_Requirement_: List each line in which the string "文化是一个民族" appears.

_Stored data_:
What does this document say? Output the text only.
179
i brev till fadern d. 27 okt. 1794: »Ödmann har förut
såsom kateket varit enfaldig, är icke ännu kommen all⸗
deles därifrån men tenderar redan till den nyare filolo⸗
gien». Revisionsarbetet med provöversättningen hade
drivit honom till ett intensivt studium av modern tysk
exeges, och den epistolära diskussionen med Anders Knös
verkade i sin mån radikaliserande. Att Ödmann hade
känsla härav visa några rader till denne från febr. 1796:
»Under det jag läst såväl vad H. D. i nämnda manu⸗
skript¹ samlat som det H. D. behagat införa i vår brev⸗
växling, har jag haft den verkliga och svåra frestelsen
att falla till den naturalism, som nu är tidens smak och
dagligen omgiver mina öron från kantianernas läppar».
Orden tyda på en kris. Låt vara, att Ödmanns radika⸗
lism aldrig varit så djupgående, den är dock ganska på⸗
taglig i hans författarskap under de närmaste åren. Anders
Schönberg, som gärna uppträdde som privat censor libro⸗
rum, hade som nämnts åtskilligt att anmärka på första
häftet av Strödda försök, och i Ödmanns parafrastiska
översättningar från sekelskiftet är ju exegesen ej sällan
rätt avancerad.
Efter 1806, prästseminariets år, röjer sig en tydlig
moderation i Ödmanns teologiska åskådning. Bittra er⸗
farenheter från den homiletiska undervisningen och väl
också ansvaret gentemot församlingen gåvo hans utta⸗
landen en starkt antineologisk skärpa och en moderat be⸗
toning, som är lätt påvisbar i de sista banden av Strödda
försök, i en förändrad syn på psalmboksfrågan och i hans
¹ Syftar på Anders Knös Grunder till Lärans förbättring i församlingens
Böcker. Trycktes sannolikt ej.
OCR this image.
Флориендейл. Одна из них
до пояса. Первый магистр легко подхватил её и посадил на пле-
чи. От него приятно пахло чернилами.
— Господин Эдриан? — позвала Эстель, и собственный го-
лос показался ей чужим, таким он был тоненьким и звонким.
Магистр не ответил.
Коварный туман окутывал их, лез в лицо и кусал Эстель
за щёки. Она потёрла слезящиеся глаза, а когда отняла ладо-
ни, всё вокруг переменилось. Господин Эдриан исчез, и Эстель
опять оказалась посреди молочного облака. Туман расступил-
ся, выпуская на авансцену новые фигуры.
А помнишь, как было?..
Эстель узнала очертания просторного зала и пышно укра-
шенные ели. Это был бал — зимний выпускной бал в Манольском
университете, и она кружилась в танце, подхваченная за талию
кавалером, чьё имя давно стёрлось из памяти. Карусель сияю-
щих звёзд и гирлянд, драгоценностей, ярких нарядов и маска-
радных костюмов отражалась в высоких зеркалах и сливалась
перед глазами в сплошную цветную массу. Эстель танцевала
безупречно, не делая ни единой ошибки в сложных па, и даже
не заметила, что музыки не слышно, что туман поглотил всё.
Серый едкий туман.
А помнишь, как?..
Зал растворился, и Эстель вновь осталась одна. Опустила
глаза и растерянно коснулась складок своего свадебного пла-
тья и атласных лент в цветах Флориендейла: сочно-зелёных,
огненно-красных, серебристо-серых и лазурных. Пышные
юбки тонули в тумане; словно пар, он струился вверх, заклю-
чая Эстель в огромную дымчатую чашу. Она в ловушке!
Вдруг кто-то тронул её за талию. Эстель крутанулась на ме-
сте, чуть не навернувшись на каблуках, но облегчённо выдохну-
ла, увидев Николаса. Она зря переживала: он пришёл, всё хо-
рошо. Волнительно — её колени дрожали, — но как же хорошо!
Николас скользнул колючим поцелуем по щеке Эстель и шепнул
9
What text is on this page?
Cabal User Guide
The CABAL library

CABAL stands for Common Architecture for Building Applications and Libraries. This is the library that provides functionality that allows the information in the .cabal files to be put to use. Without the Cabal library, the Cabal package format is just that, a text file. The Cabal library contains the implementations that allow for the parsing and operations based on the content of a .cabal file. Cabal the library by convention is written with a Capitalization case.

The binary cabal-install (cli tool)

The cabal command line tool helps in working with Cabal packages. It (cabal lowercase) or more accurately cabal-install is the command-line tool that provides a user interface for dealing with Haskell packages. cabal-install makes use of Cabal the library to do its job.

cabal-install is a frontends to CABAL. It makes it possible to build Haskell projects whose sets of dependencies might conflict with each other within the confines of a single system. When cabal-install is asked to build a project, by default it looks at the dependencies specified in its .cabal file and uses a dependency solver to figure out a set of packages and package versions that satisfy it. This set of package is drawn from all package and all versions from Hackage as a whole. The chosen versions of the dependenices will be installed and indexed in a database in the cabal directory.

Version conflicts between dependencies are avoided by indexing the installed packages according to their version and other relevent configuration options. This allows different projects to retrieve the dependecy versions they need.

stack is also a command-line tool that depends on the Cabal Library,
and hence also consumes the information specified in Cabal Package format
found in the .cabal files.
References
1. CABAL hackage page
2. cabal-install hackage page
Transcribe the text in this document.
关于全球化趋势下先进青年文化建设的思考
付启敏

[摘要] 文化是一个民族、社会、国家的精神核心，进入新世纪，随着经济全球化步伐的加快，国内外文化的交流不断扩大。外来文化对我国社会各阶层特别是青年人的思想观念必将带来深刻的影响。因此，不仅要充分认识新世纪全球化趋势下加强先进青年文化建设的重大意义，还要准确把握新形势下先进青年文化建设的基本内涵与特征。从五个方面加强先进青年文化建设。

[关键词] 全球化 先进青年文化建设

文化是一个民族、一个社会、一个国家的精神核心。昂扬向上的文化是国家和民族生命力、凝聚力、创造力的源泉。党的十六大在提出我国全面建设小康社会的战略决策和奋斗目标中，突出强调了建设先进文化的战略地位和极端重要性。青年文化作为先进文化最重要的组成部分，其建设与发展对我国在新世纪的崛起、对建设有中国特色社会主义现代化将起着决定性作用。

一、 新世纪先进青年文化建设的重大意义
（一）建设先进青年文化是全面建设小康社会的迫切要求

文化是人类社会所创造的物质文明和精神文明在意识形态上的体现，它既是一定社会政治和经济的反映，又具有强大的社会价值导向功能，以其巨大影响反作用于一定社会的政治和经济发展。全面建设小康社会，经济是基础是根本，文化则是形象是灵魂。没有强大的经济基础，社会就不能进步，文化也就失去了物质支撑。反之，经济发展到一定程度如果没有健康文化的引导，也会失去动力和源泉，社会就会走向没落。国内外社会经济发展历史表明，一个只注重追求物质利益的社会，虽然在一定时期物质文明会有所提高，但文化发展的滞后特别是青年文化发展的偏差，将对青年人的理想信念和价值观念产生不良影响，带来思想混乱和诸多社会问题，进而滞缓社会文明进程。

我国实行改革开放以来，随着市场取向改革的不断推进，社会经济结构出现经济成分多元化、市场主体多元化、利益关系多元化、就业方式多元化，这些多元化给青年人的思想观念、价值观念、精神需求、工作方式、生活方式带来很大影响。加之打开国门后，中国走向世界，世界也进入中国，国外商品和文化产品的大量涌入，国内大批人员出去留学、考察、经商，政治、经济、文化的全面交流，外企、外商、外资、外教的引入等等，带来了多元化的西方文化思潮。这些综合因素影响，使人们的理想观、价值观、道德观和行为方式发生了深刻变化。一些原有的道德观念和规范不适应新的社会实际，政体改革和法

_Worked solution_:
[摘要] 文化是一个民族、社会、国家的精神核心，进入新世纪，随着经济全球化步伐的加快，国内外文化的交流不断扩大。外来文化对我国社会各阶层特别是青年人的思想观念必将带来深刻的影响。因此，不仅要充分认识新世纪全球化趋势下加强先进青年文化建设的重大意义，还要准确把握新形势下先进青年文化建设的基本内涵与特征。从五个方面加强先进青年文化建设。
文化是一个民族、一个社会、一个国家的精神核心。昂扬向上的文化是国家和民族生命力、凝聚力、创造力的源泉。党的十六大在提出我国全面建设小康社会的战略决策和奋斗目标中，突出强调了建设先进文化的战略地位和极端重要性。青年文化作为先进文化最重要的组成部分，其建设与发展对我国在新世纪的崛起、对建设有中国特色社会主义现代化将起着决定性作用。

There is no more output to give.